Exercise -> Copy out each line exactly as it appears.
#### Supplied data ####
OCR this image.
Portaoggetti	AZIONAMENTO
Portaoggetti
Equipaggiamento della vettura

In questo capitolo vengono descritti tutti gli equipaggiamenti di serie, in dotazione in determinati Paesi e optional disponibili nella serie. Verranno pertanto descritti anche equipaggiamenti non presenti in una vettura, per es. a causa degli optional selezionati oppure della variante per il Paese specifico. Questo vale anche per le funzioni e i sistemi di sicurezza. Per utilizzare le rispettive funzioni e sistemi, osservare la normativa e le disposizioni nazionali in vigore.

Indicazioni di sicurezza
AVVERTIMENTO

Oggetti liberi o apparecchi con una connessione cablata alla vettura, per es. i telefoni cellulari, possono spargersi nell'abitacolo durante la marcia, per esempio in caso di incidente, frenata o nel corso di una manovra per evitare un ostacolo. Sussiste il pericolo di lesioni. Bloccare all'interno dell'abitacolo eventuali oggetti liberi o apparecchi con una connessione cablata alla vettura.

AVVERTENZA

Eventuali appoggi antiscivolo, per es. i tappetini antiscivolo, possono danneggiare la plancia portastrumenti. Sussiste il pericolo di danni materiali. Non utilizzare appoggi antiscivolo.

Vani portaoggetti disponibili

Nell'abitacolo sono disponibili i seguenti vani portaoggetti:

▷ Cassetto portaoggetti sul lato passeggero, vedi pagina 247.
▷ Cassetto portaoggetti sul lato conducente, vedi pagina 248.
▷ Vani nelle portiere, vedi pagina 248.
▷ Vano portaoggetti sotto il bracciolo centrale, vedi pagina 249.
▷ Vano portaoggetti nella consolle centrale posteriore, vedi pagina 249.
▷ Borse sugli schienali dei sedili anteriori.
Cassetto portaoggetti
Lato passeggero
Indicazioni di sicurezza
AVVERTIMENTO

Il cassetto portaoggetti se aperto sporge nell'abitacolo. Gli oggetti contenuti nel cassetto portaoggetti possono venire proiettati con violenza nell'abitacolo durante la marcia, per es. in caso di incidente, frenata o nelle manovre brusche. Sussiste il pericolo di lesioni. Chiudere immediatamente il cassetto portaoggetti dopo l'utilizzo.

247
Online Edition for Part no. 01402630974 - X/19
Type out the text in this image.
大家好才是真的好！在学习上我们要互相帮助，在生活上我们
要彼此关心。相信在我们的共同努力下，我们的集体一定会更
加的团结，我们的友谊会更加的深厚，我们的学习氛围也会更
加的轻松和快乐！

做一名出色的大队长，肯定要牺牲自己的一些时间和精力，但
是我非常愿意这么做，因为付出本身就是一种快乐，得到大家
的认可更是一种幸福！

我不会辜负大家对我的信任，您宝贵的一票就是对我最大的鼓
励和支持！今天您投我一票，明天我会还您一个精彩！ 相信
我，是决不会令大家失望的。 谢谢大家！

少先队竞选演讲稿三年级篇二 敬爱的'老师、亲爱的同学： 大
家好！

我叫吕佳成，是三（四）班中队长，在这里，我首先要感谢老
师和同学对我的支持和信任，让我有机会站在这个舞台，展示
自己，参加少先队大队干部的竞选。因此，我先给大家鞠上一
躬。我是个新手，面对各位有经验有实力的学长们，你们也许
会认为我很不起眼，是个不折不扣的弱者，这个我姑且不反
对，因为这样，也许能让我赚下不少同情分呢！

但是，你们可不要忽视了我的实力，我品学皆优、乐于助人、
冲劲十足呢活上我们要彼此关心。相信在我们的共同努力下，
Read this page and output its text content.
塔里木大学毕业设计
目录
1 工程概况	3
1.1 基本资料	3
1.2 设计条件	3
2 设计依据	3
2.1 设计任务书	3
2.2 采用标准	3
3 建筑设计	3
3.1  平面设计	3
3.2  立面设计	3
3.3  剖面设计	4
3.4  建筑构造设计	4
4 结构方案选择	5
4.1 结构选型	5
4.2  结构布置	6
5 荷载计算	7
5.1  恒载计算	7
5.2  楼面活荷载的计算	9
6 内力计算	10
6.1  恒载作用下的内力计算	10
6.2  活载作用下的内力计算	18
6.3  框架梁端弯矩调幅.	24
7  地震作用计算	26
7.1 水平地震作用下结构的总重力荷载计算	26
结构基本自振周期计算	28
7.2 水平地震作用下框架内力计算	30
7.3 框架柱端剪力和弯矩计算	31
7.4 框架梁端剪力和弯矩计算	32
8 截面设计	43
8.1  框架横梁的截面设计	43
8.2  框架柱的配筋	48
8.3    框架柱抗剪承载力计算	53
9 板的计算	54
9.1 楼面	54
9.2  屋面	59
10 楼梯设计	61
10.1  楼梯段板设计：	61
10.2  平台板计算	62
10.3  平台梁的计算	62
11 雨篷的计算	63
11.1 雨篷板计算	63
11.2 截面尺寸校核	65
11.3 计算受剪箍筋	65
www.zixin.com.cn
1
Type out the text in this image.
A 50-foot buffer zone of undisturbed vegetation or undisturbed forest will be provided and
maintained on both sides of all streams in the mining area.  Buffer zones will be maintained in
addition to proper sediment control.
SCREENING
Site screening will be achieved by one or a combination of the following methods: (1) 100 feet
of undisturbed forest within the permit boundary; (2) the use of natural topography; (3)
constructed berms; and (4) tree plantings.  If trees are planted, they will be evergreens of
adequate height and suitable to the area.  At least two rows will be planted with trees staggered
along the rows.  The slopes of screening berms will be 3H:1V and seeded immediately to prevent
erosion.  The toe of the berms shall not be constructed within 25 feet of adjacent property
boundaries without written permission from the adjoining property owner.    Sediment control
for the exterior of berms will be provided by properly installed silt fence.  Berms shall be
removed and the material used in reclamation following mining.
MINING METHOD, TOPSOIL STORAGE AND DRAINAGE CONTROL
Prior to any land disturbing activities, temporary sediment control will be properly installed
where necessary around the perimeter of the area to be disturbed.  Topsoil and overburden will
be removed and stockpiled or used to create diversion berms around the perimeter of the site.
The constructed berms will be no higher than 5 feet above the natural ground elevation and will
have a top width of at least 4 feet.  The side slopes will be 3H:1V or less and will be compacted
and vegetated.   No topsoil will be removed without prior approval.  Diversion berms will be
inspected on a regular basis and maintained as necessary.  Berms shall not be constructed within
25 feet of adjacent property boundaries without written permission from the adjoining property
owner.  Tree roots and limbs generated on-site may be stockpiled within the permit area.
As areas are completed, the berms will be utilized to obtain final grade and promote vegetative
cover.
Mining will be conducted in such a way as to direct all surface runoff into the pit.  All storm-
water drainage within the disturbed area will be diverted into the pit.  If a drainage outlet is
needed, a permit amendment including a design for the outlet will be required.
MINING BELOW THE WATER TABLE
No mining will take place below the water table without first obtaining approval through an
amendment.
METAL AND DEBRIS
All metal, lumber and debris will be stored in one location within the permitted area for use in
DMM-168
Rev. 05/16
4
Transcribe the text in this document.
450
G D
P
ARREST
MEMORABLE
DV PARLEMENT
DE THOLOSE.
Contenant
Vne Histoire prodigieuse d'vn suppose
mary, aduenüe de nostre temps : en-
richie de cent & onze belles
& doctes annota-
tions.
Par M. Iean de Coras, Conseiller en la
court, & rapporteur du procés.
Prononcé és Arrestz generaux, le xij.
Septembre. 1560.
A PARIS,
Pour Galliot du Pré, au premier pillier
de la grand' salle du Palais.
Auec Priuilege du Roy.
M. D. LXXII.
####
Task output ->
OCR this image.
Portaoggetti	AZIONAMENTO
Portaoggetti
Equipaggiamento della vettura

In questo capitolo vengono descritti tutti gli equipaggiamenti di serie, in dotazione in determinati Paesi e optional disponibili nella serie. Verranno pertanto descritti anche equipaggiamenti non presenti in una vettura, per es. a causa degli optional selezionati oppure della variante per il Paese specifico. Questo vale anche per le funzioni e i sistemi di sicurezza. Per utilizzare le rispettive funzioni e sistemi, osservare la normativa e le disposizioni nazionali in vigore.

Indicazioni di sicurezza
AVVERTIMENTO

Oggetti liberi o apparecchi con una connessione cablata alla vettura, per es. i telefoni cellulari, possono spargersi nell'abitacolo durante la marcia, per esempio in caso di incidente, frenata o nel corso di una manovra per evitare un ostacolo. Sussiste il pericolo di lesioni. Bloccare all'interno dell'abitacolo eventuali oggetti liberi o apparecchi con una connessione cablata alla vettura.

AVVERTENZA

Eventuali appoggi antiscivolo, per es. i tappetini antiscivolo, possono danneggiare la plancia portastrumenti. Sussiste il pericolo di danni materiali. Non utilizzare appoggi antiscivolo.

Vani portaoggetti disponibili

Nell'abitacolo sono disponibili i seguenti vani portaoggetti:

▷ Cassetto portaoggetti sul lato passeggero, vedi pagina 247.
▷ Cassetto portaoggetti sul lato conducente, vedi pagina 248.
▷ Vani nelle portiere, vedi pagina 248.
▷ Vano portaoggetti sotto il bracciolo centrale, vedi pagina 249.
▷ Vano portaoggetti nella consolle centrale posteriore, vedi pagina 249.
▷ Borse sugli schienali dei sedili anteriori.
Cassetto portaoggetti
Lato passeggero
Indicazioni di sicurezza
AVVERTIMENTO

Il cassetto portaoggetti se aperto sporge nell'abitacolo. Gli oggetti contenuti nel cassetto portaoggetti possono venire proiettati con violenza nell'abitacolo durante la marcia, per es. in caso di incidente, frenata o nelle manovre brusche. Sussiste il pericolo di lesioni. Chiudere immediatamente il cassetto portaoggetti dopo l'utilizzo.

247
Online Edition for Part no. 01402630974 - X/19
Type out the text in this image.
大家好才是真的好！在学习上我们要互相帮助，在生活上我们
要彼此关心。相信在我们的共同努力下，我们的集体一定会更
加的团结，我们的友谊会更加的深厚，我们的学习氛围也会更
加的轻松和快乐！

做一名出色的大队长，肯定要牺牲自己的一些时间和精力，但
是我非常愿意这么做，因为付出本身就是一种快乐，得到大家
的认可更是一种幸福！

我不会辜负大家对我的信任，您宝贵的一票就是对我最大的鼓
励和支持！今天您投我一票，明天我会还您一个精彩！ 相信
我，是决不会令大家失望的。 谢谢大家！

少先队竞选演讲稿三年级篇二 敬爱的'老师、亲爱的同学： 大
家好！

我叫吕佳成，是三（四）班中队长，在这里，我首先要感谢老
师和同学对我的支持和信任，让我有机会站在这个舞台，展示
自己，参加少先队大队干部的竞选。因此，我先给大家鞠上一
躬。我是个新手，面对各位有经验有实力的学长们，你们也许
会认为我很不起眼，是个不折不扣的弱者，这个我姑且不反
对，因为这样，也许能让我赚下不少同情分呢！

但是，你们可不要忽视了我的实力，我品学皆优、乐于助人、
冲劲十足呢活上我们要彼此关心。相信在我们的共同努力下，
Read this page and output its text content.
塔里木大学毕业设计
目录
1 工程概况	3
1.1 基本资料	3
1.2 设计条件	3
2 设计依据	3
2.1 设计任务书	3
2.2 采用标准	3
3 建筑设计	3
3.1  平面设计	3
3.2  立面设计	3
3.3  剖面设计	4
3.4  建筑构造设计	4
4 结构方案选择	5
4.1 结构选型	5
4.2  结构布置	6
5 荷载计算	7
5.1  恒载计算	7
5.2  楼面活荷载的计算	9
6 内力计算	10
6.1  恒载作用下的内力计算	10
6.2  活载作用下的内力计算	18
6.3  框架梁端弯矩调幅.	24
7  地震作用计算	26
7.1 水平地震作用下结构的总重力荷载计算	26
结构基本自振周期计算	28
7.2 水平地震作用下框架内力计算	30
7.3 框架柱端剪力和弯矩计算	31
7.4 框架梁端剪力和弯矩计算	32
8 截面设计	43
8.1  框架横梁的截面设计	43
8.2  框架柱的配筋	48
8.3    框架柱抗剪承载力计算	53
9 板的计算	54
9.1 楼面	54
9.2  屋面	59
10 楼梯设计	61
10.1  楼梯段板设计：	61
10.2  平台板计算	62
10.3  平台梁的计算	62
11 雨篷的计算	63
11.1 雨篷板计算	63
11.2 截面尺寸校核	65
11.3 计算受剪箍筋	65
www.zixin.com.cn
1
Type out the text in this image.
A 50-foot buffer zone of undisturbed vegetation or undisturbed forest will be provided and
maintained on both sides of all streams in the mining area.  Buffer zones will be maintained in
addition to proper sediment control.
SCREENING
Site screening will be achieved by one or a combination of the following methods: (1) 100 feet
of undisturbed forest within the permit boundary; (2) the use of natural topography; (3)
constructed berms; and (4) tree plantings.  If trees are planted, they will be evergreens of
adequate height and suitable to the area.  At least two rows will be planted with trees staggered
along the rows.  The slopes of screening berms will be 3H:1V and seeded immediately to prevent
erosion.  The toe of the berms shall not be constructed within 25 feet of adjacent property
boundaries without written permission from the adjoining property owner.    Sediment control
for the exterior of berms will be provided by properly installed silt fence.  Berms shall be
removed and the material used in reclamation following mining.
MINING METHOD, TOPSOIL STORAGE AND DRAINAGE CONTROL
Prior to any land disturbing activities, temporary sediment control will be properly installed
where necessary around the perimeter of the area to be disturbed.  Topsoil and overburden will
be removed and stockpiled or used to create diversion berms around the perimeter of the site.
The constructed berms will be no higher than 5 feet above the natural ground elevation and will
have a top width of at least 4 feet.  The side slopes will be 3H:1V or less and will be compacted
and vegetated.   No topsoil will be removed without prior approval.  Diversion berms will be
inspected on a regular basis and maintained as necessary.  Berms shall not be constructed within
25 feet of adjacent property boundaries without written permission from the adjoining property
owner.  Tree roots and limbs generated on-site may be stockpiled within the permit area.
As areas are completed, the berms will be utilized to obtain final grade and promote vegetative
cover.
Mining will be conducted in such a way as to direct all surface runoff into the pit.  All storm-
water drainage within the disturbed area will be diverted into the pit.  If a drainage outlet is
needed, a permit amendment including a design for the outlet will be required.
MINING BELOW THE WATER TABLE
No mining will take place below the water table without first obtaining approval through an
amendment.
METAL AND DEBRIS
All metal, lumber and debris will be stored in one location within the permitted area for use in
DMM-168
Rev. 05/16
4
Transcribe the text in this document.
450
G D
P
ARREST
MEMORABLE
DV PARLEMENT
DE THOLOSE.
Contenant
Vne Histoire prodigieuse d'vn suppose
mary, aduenüe de nostre temps : en-
richie de cent & onze belles
& doctes annota-
tions.
Par M. Iean de Coras, Conseiller en la
court, & rapporteur du procés.
Prononcé és Arrestz generaux, le xij.
Septembre. 1560.
A PARIS,
Pour Galliot du Pré, au premier pillier
de la grand' salle du Palais.
Auec Priuilege du Roy.
M. D. LXXII.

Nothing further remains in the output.